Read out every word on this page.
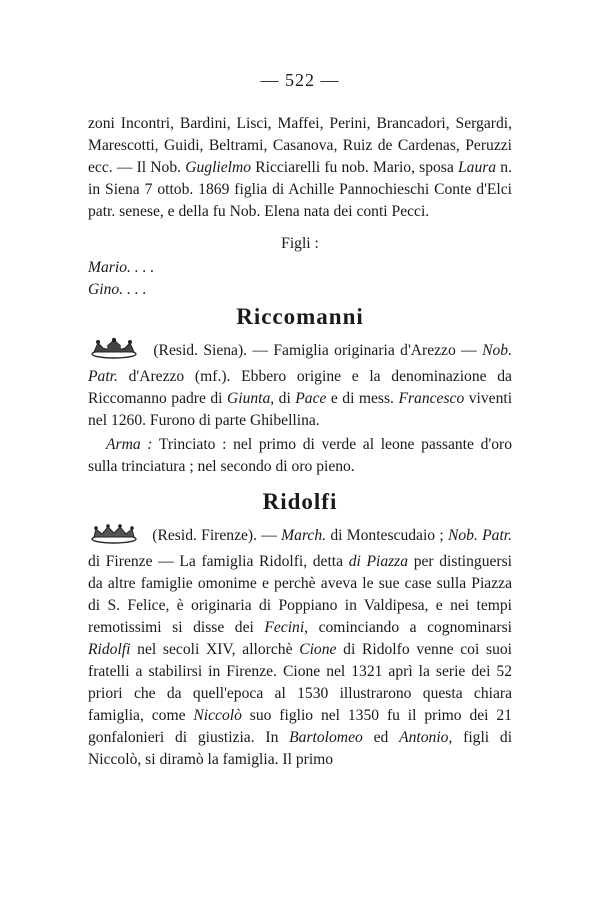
— 522 —

zoni Incontri, Bardini, Lisci, Maffei, Perini, Brancadori, Sergardi, Marescotti, Guidi, Beltrami, Casanova, Ruiz de Cardenas, Peruzzi ecc. — Il Nob. Guglielmo Ricciarelli fu nob. Mario, sposa Laura n. in Siena 7 ottob. 1869 figlia di Achille Pannochieschi Conte d'Elci patr. senese, e della fu Nob. Elena nata dei conti Pecci.

Figli :
Mario. . . .
Gino. . . .
Riccomanni

(Resid. Siena). — Famiglia originaria d'Arezzo — Nob. Patr. d'Arezzo (mf.). Ebbero origine e la denominazione da Riccomanno padre di Giunta, di Pace e di mess. Francesco viventi nel 1260. Furono di parte Ghibellina.

Arma : Trinciato : nel primo di verde al leone passante d'oro sulla trinciatura ; nel secondo di oro pieno.

Ridolfi

(Resid. Firenze). — March. di Montescudaio ; Nob. Patr. di Firenze — La famiglia Ridolfi, detta di Piazza per distinguersi da altre famiglie omonime e perchè aveva le sue case sulla Piazza di S. Felice, è originaria di Poppiano in Valdipesa, e nei tempi remotissimi si disse dei Fecini, cominciando a cognominarsi Ridolfi nel secoli XIV, allorchè Cione di Ridolfo venne coi suoi fratelli a stabilirsi in Firenze. Cione nel 1321 aprì la serie dei 52 priori che da quell'epoca al 1530 illustrarono questa chiara famiglia, come Niccolò suo figlio nel 1350 fu il primo dei 21 gonfalonieri di giustizia. In Bartolomeo ed Antonio, figli di Niccolò, si diramò la famiglia. Il primo
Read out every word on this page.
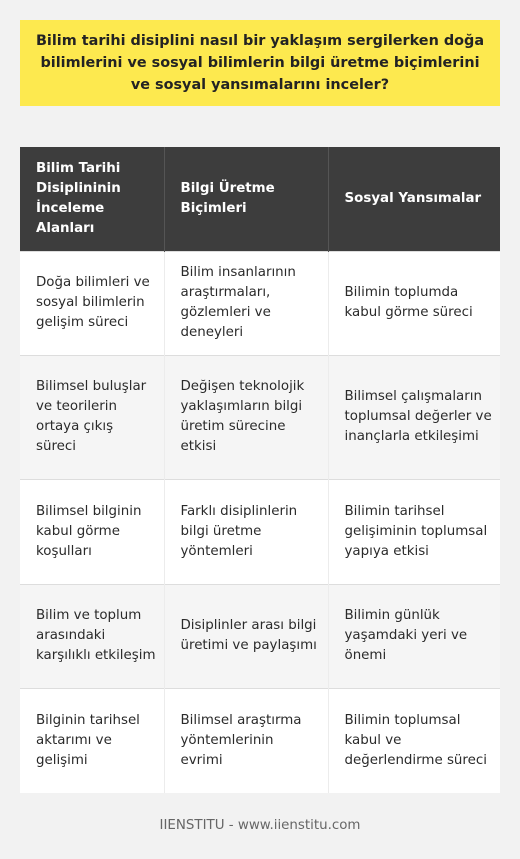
Bilim tarihi disiplini nasıl bir yaklaşım sergilerken doğa bilimlerini ve sosyal bilimlerin bilgi üretme biçimlerini ve sosyal yansımalarını inceler?
Bilim Tarihi Disiplininin İnceleme Alanları	Bilgi Üretme Biçimleri	Sosyal Yansımalar
Doğa bilimleri ve sosyal bilimlerin gelişim süreci	Bilim insanlarının araştırmaları, gözlemleri ve deneyleri	Bilimin toplumda kabul görme süreci
Bilimsel buluşlar ve teorilerin ortaya çıkış süreci	Değişen teknolojik yaklaşımların bilgi üretim sürecine etkisi	Bilimsel çalışmaların toplumsal değerler ve inançlarla etkileşimi
Bilimsel bilginin kabul görme koşulları	Farklı disiplinlerin bilgi üretme yöntemleri	Bilimin tarihsel gelişiminin toplumsal yapıya etkisi
Bilim ve toplum arasındaki karşılıklı etkileşim	Disiplinler arası bilgi üretimi ve paylaşımı	Bilimin günlük yaşamdaki yeri ve önemi
Bilginin tarihsel aktarımı ve gelişimi	Bilimsel araştırma yöntemlerinin evrimi	Bilimin toplumsal kabul ve değerlendirme süreci
IIENSTITU - www.iienstitu.com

== == ==

### Directions for this task:
From the material above, reproduce everything verbatim except the pictures.

### Written solution:
Read out every word on this page.
— 522 —

zoni Incontri, Bardini, Lisci, Maffei, Perini, Brancadori, Sergardi, Marescotti, Guidi, Beltrami, Casanova, Ruiz de Cardenas, Peruzzi ecc. — Il Nob. Guglielmo Ricciarelli fu nob. Mario, sposa Laura n. in Siena 7 ottob. 1869 figlia di Achille Pannochieschi Conte d'Elci patr. senese, e della fu Nob. Elena nata dei conti Pecci.

Figli :
Mario. . . .
Gino. . . .
Riccomanni

(Resid. Siena). — Famiglia originaria d'Arezzo — Nob. Patr. d'Arezzo (mf.). Ebbero origine e la denominazione da Riccomanno padre di Giunta, di Pace e di mess. Francesco viventi nel 1260. Furono di parte Ghibellina.

Arma : Trinciato : nel primo di verde al leone passante d'oro sulla trinciatura ; nel secondo di oro pieno.

Ridolfi

(Resid. Firenze). — March. di Montescudaio ; Nob. Patr. di Firenze — La famiglia Ridolfi, detta di Piazza per distinguersi da altre famiglie omonime e perchè aveva le sue case sulla Piazza di S. Felice, è originaria di Poppiano in Valdipesa, e nei tempi remotissimi si disse dei Fecini, cominciando a cognominarsi Ridolfi nel secoli XIV, allorchè Cione di Ridolfo venne coi suoi fratelli a stabilirsi in Firenze. Cione nel 1321 aprì la serie dei 52 priori che da quell'epoca al 1530 illustrarono questa chiara famiglia, come Niccolò suo figlio nel 1350 fu il primo dei 21 gonfalonieri di giustizia. In Bartolomeo ed Antonio, figli di Niccolò, si diramò la famiglia. Il primo
Read out every word on this page.
Bilim tarihi disiplini nasıl bir yaklaşım sergilerken doğa bilimlerini ve sosyal bilimlerin bilgi üretme biçimlerini ve sosyal yansımalarını inceler?
Bilim Tarihi Disiplininin İnceleme Alanları	Bilgi Üretme Biçimleri	Sosyal Yansımalar
Doğa bilimleri ve sosyal bilimlerin gelişim süreci	Bilim insanlarının araştırmaları, gözlemleri ve deneyleri	Bilimin toplumda kabul görme süreci
Bilimsel buluşlar ve teorilerin ortaya çıkış süreci	Değişen teknolojik yaklaşımların bilgi üretim sürecine etkisi	Bilimsel çalışmaların toplumsal değerler ve inançlarla etkileşimi
Bilimsel bilginin kabul görme koşulları	Farklı disiplinlerin bilgi üretme yöntemleri	Bilimin tarihsel gelişiminin toplumsal yapıya etkisi
Bilim ve toplum arasındaki karşılıklı etkileşim	Disiplinler arası bilgi üretimi ve paylaşımı	Bilimin günlük yaşamdaki yeri ve önemi
Bilginin tarihsel aktarımı ve gelişimi	Bilimsel araştırma yöntemlerinin evrimi	Bilimin toplumsal kabul ve değerlendirme süreci
IIENSTITU - www.iienstitu.com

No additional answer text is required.